--- BEGIN DATASET RECORDS ---

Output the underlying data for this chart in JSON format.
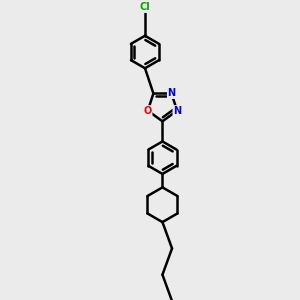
{
  "bg_color": "#ebebeb",
  "line_color": "#000000",
  "bond_width": 1.8,
  "atom_colors": {
    "N": "#0000ee",
    "O": "#ee0000",
    "Cl": "#00aa00",
    "C": "#000000"
  },
  "figsize": [
    3.0,
    3.0
  ],
  "dpi": 100
}
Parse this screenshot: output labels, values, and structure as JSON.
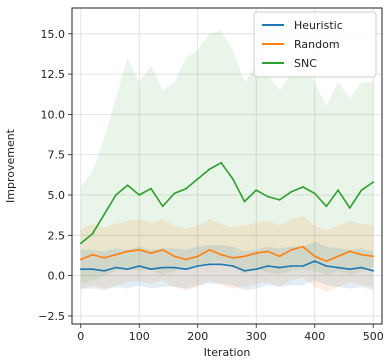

--- END DATASET RECORDS ---

(GIVEN REQUEST) Using the data above, write out every line exactly, leaving the images behind.

(EXERCISE SOLUTION)
Output the underlying data for this chart in JSON format.
{
  "bg_color": "#ebebeb",
  "line_color": "#000000",
  "bond_width": 1.8,
  "atom_colors": {
    "N": "#0000ee",
    "O": "#ee0000",
    "Cl": "#00aa00",
    "C": "#000000"
  },
  "figsize": [
    3.0,
    3.0
  ],
  "dpi": 100
}
Parse this screenshot: output labels, values, and structure as JSON.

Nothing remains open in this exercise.